Don't copy the pictures; return every other part of the records exactly.

--- --- ---

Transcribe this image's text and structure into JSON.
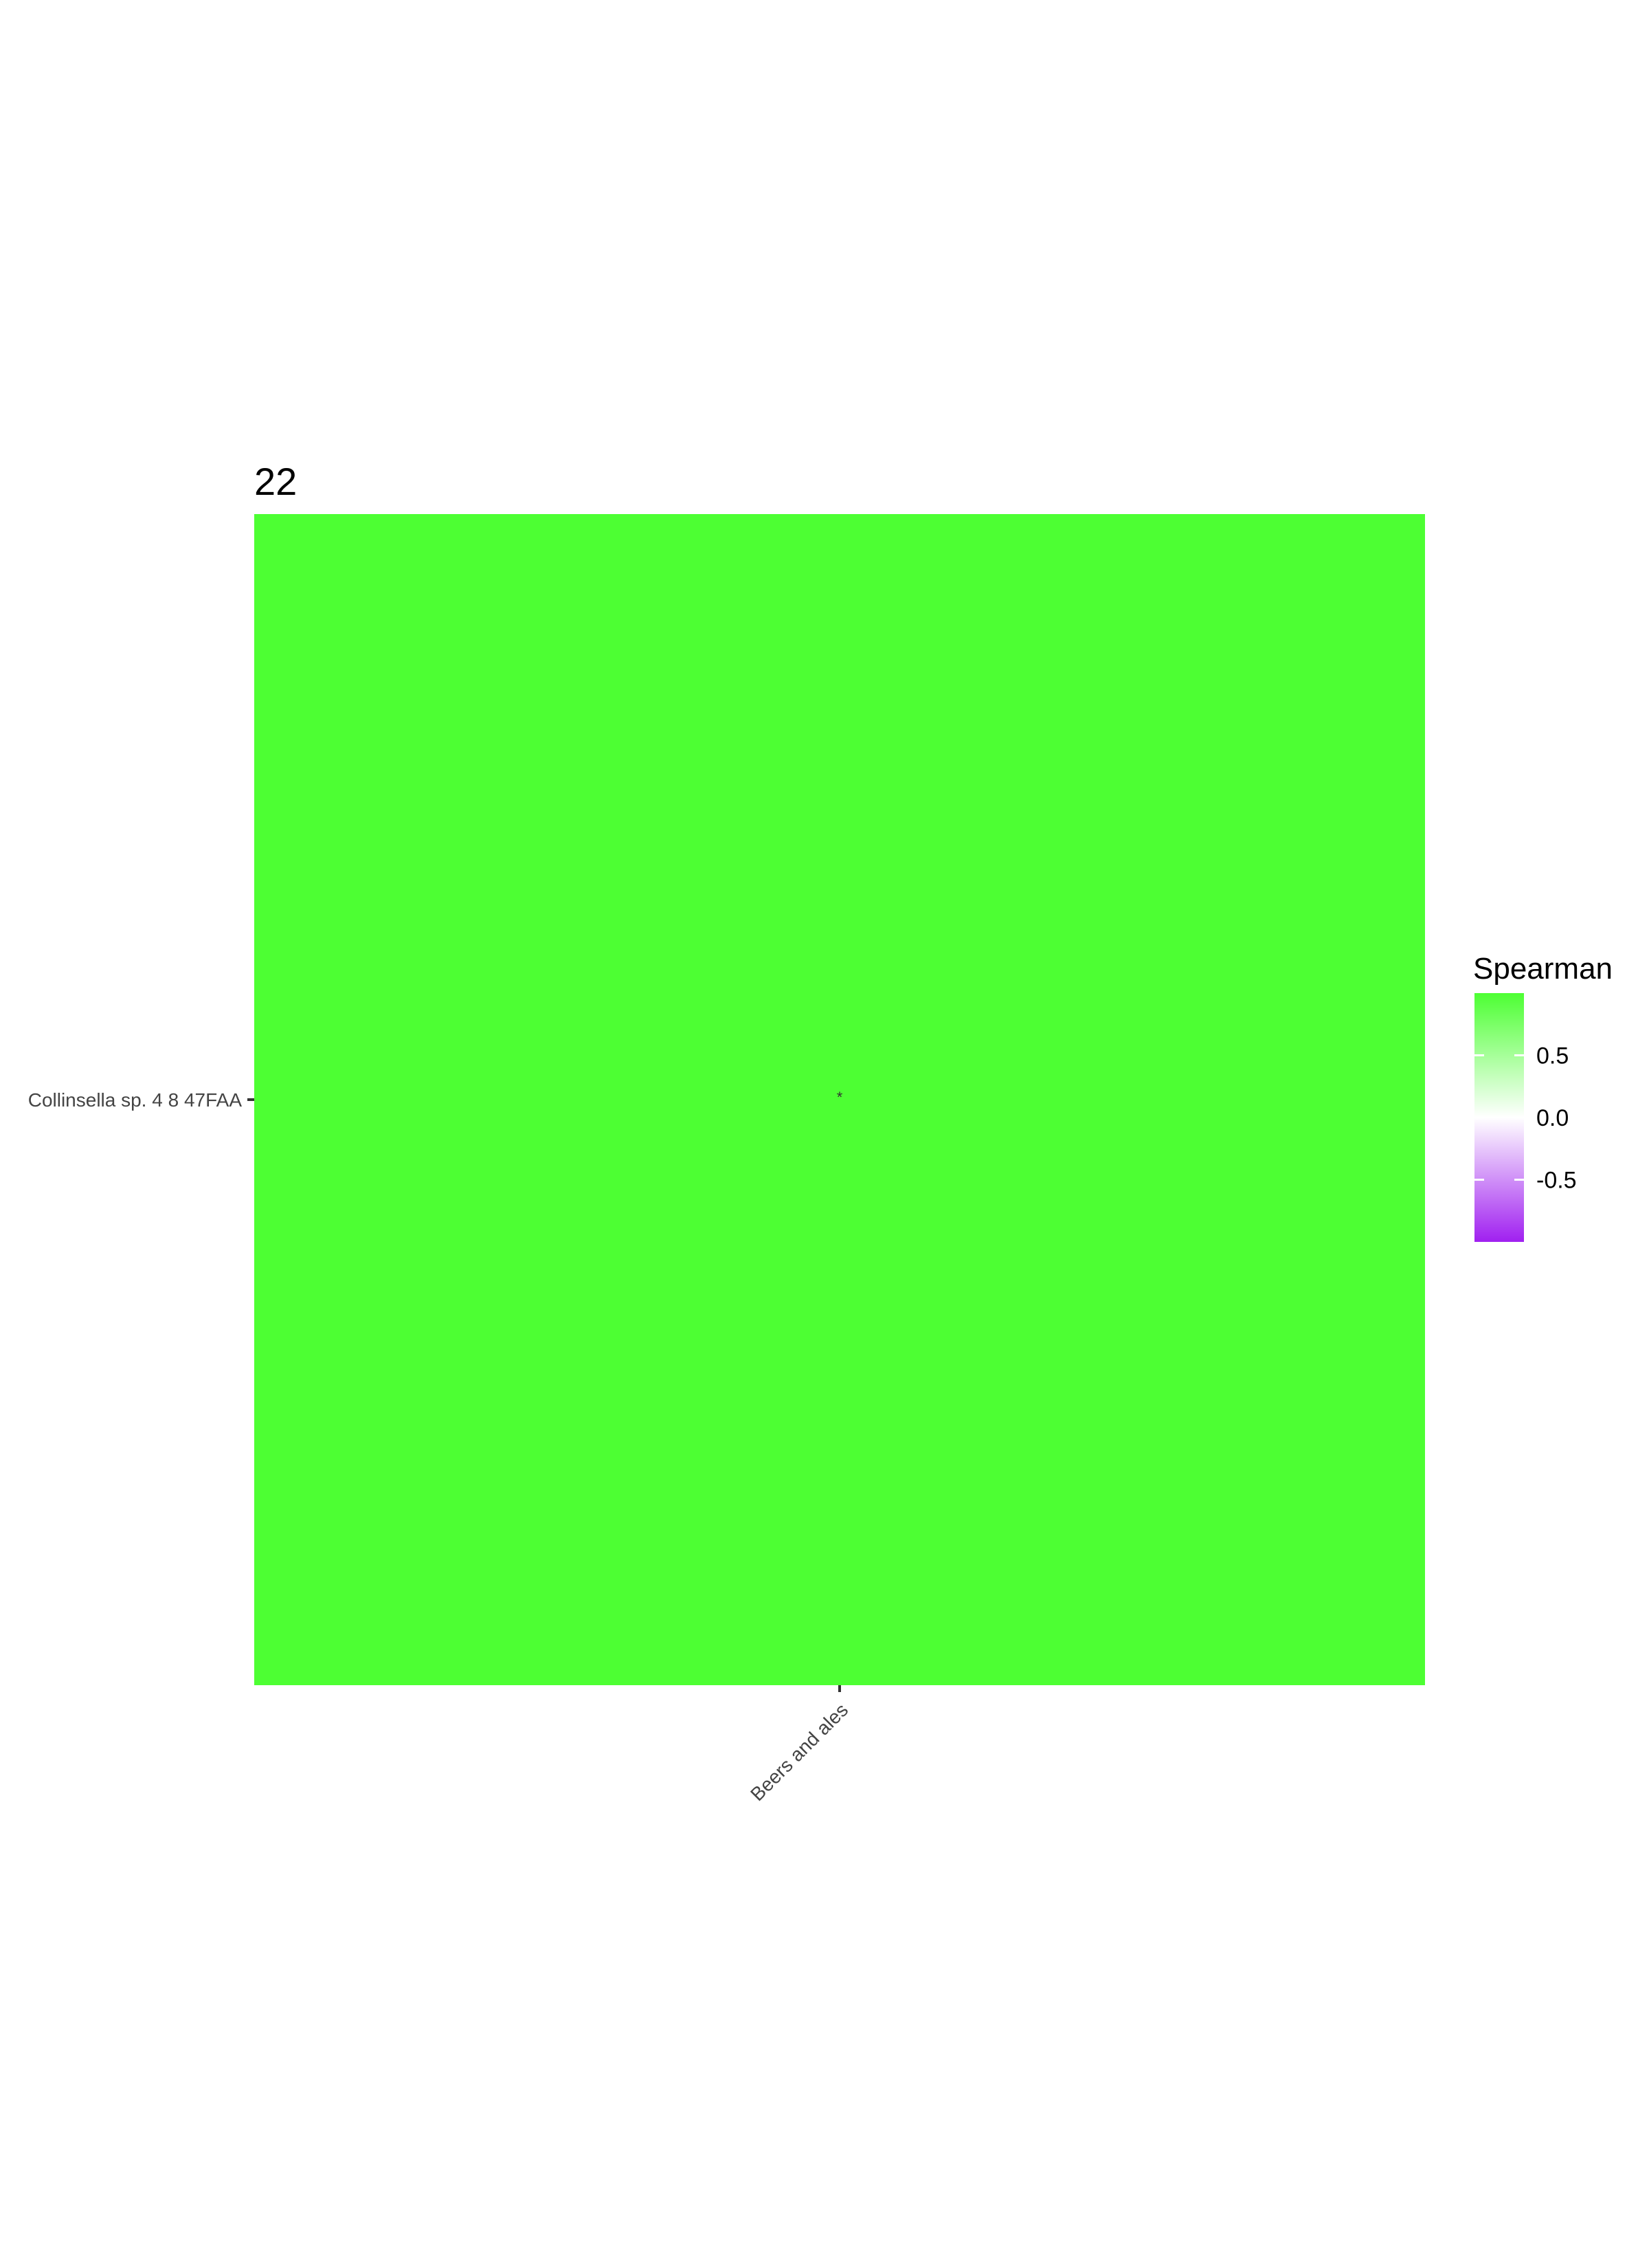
{
  "chart_data": {
    "type": "heatmap",
    "title": "22",
    "rows": [
      "Collinsella sp. 4 8 47FAA"
    ],
    "columns": [
      "Beers and ales"
    ],
    "values": [
      [
        1.0
      ]
    ],
    "annotations": [
      [
        "*"
      ]
    ],
    "legend": {
      "title": "Spearman",
      "position": "right",
      "range": [
        -1,
        1
      ],
      "ticks": [
        -0.5,
        0.0,
        0.5
      ],
      "tick_labels": [
        "-0.5",
        "0.0",
        "0.5"
      ],
      "colors": {
        "low": "#a020f0",
        "mid": "#ffffff",
        "high": "#4dff33"
      }
    },
    "grid": false
  }
}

--- --- ---

**Final result**
Transcribe this image's text and structure into JSON.
{
  "chart_data": {
    "type": "heatmap",
    "title": "22",
    "rows": [
      "Collinsella sp. 4 8 47FAA"
    ],
    "columns": [
      "Beers and ales"
    ],
    "values": [
      [
        1.0
      ]
    ],
    "annotations": [
      [
        "*"
      ]
    ],
    "legend": {
      "title": "Spearman",
      "position": "right",
      "range": [
        -1,
        1
      ],
      "ticks": [
        -0.5,
        0.0,
        0.5
      ],
      "tick_labels": [
        "-0.5",
        "0.0",
        "0.5"
      ],
      "colors": {
        "low": "#a020f0",
        "mid": "#ffffff",
        "high": "#4dff33"
      }
    },
    "grid": false
  }
}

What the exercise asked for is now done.